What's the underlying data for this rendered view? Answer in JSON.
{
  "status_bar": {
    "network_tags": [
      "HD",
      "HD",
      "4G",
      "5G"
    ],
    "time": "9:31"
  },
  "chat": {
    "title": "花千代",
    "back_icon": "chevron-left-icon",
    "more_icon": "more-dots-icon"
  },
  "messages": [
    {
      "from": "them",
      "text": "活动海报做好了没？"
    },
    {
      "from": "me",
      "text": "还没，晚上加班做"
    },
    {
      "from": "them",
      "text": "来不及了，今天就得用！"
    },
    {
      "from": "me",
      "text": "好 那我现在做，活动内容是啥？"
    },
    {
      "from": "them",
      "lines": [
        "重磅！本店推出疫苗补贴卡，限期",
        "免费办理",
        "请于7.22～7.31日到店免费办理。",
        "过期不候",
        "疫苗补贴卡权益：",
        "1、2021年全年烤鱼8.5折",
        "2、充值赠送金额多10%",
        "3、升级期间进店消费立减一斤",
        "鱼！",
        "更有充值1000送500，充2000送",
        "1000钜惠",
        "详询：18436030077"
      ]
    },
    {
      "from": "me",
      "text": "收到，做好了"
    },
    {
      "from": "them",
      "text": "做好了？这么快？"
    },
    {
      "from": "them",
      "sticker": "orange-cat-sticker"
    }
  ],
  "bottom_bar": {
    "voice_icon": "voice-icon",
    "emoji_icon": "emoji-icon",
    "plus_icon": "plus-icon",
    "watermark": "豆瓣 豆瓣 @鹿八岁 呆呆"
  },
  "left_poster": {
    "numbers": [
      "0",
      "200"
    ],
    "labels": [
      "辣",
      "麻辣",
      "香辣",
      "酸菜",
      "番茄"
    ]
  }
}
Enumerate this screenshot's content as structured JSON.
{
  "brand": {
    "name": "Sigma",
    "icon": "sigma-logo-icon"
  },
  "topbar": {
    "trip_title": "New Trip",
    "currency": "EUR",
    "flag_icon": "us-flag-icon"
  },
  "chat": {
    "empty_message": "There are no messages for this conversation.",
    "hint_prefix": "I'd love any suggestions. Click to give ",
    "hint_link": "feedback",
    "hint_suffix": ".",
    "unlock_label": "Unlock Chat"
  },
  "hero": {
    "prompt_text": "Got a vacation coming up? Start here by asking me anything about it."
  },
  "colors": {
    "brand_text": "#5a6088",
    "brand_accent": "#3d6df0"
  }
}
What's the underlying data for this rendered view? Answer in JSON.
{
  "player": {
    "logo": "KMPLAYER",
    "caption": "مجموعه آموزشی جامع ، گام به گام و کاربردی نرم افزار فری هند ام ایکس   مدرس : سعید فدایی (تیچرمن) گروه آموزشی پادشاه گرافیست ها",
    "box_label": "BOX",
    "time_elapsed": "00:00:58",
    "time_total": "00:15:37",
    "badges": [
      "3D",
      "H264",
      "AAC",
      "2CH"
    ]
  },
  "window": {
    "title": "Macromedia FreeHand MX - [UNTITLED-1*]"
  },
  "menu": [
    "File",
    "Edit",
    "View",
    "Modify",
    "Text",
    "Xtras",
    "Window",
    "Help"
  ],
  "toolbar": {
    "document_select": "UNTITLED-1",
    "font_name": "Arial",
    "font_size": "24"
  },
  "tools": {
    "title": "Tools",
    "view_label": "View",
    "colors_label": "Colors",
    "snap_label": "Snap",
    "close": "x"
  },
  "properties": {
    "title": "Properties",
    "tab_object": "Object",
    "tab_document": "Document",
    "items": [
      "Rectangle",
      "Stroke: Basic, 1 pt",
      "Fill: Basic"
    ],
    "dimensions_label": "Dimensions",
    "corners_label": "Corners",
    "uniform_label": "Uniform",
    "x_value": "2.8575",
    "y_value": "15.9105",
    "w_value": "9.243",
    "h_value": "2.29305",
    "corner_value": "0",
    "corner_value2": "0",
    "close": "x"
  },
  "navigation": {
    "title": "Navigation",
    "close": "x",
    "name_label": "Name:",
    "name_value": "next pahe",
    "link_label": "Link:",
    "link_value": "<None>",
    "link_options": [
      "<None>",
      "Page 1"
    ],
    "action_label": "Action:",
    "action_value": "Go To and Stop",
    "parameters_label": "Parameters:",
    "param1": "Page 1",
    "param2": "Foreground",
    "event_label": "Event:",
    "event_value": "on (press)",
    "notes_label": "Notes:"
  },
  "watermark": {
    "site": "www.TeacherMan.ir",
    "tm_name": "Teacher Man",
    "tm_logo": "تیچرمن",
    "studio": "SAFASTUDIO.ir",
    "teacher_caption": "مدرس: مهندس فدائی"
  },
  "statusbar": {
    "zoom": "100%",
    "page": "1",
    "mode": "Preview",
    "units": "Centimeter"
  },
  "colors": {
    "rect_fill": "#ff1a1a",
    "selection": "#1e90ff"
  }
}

#### Goal:
Output the records above in their entirety, exactly.

#### Exercise result:
What's the underlying data for this rendered view? Answer in JSON.
{
  "status_bar": {
    "network_tags": [
      "HD",
      "HD",
      "4G",
      "5G"
    ],
    "time": "9:31"
  },
  "chat": {
    "title": "花千代",
    "back_icon": "chevron-left-icon",
    "more_icon": "more-dots-icon"
  },
  "messages": [
    {
      "from": "them",
      "text": "活动海报做好了没？"
    },
    {
      "from": "me",
      "text": "还没，晚上加班做"
    },
    {
      "from": "them",
      "text": "来不及了，今天就得用！"
    },
    {
      "from": "me",
      "text": "好 那我现在做，活动内容是啥？"
    },
    {
      "from": "them",
      "lines": [
        "重磅！本店推出疫苗补贴卡，限期",
        "免费办理",
        "请于7.22～7.31日到店免费办理。",
        "过期不候",
        "疫苗补贴卡权益：",
        "1、2021年全年烤鱼8.5折",
        "2、充值赠送金额多10%",
        "3、升级期间进店消费立减一斤",
        "鱼！",
        "更有充值1000送500，充2000送",
        "1000钜惠",
        "详询：18436030077"
      ]
    },
    {
      "from": "me",
      "text": "收到，做好了"
    },
    {
      "from": "them",
      "text": "做好了？这么快？"
    },
    {
      "from": "them",
      "sticker": "orange-cat-sticker"
    }
  ],
  "bottom_bar": {
    "voice_icon": "voice-icon",
    "emoji_icon": "emoji-icon",
    "plus_icon": "plus-icon",
    "watermark": "豆瓣 豆瓣 @鹿八岁 呆呆"
  },
  "left_poster": {
    "numbers": [
      "0",
      "200"
    ],
    "labels": [
      "辣",
      "麻辣",
      "香辣",
      "酸菜",
      "番茄"
    ]
  }
}
Enumerate this screenshot's content as structured JSON.
{
  "brand": {
    "name": "Sigma",
    "icon": "sigma-logo-icon"
  },
  "topbar": {
    "trip_title": "New Trip",
    "currency": "EUR",
    "flag_icon": "us-flag-icon"
  },
  "chat": {
    "empty_message": "There are no messages for this conversation.",
    "hint_prefix": "I'd love any suggestions. Click to give ",
    "hint_link": "feedback",
    "hint_suffix": ".",
    "unlock_label": "Unlock Chat"
  },
  "hero": {
    "prompt_text": "Got a vacation coming up? Start here by asking me anything about it."
  },
  "colors": {
    "brand_text": "#5a6088",
    "brand_accent": "#3d6df0"
  }
}
What's the underlying data for this rendered view? Answer in JSON.
{
  "player": {
    "logo": "KMPLAYER",
    "caption": "مجموعه آموزشی جامع ، گام به گام و کاربردی نرم افزار فری هند ام ایکس   مدرس : سعید فدایی (تیچرمن) گروه آموزشی پادشاه گرافیست ها",
    "box_label": "BOX",
    "time_elapsed": "00:00:58",
    "time_total": "00:15:37",
    "badges": [
      "3D",
      "H264",
      "AAC",
      "2CH"
    ]
  },
  "window": {
    "title": "Macromedia FreeHand MX - [UNTITLED-1*]"
  },
  "menu": [
    "File",
    "Edit",
    "View",
    "Modify",
    "Text",
    "Xtras",
    "Window",
    "Help"
  ],
  "toolbar": {
    "document_select": "UNTITLED-1",
    "font_name": "Arial",
    "font_size": "24"
  },
  "tools": {
    "title": "Tools",
    "view_label": "View",
    "colors_label": "Colors",
    "snap_label": "Snap",
    "close": "x"
  },
  "properties": {
    "title": "Properties",
    "tab_object": "Object",
    "tab_document": "Document",
    "items": [
      "Rectangle",
      "Stroke: Basic, 1 pt",
      "Fill: Basic"
    ],
    "dimensions_label": "Dimensions",
    "corners_label": "Corners",
    "uniform_label": "Uniform",
    "x_value": "2.8575",
    "y_value": "15.9105",
    "w_value": "9.243",
    "h_value": "2.29305",
    "corner_value": "0",
    "corner_value2": "0",
    "close": "x"
  },
  "navigation": {
    "title": "Navigation",
    "close": "x",
    "name_label": "Name:",
    "name_value": "next pahe",
    "link_label": "Link:",
    "link_value": "<None>",
    "link_options": [
      "<None>",
      "Page 1"
    ],
    "action_label": "Action:",
    "action_value": "Go To and Stop",
    "parameters_label": "Parameters:",
    "param1": "Page 1",
    "param2": "Foreground",
    "event_label": "Event:",
    "event_value": "on (press)",
    "notes_label": "Notes:"
  },
  "watermark": {
    "site": "www.TeacherMan.ir",
    "tm_name": "Teacher Man",
    "tm_logo": "تیچرمن",
    "studio": "SAFASTUDIO.ir",
    "teacher_caption": "مدرس: مهندس فدائی"
  },
  "statusbar": {
    "zoom": "100%",
    "page": "1",
    "mode": "Preview",
    "units": "Centimeter"
  },
  "colors": {
    "rect_fill": "#ff1a1a",
    "selection": "#1e90ff"
  }
}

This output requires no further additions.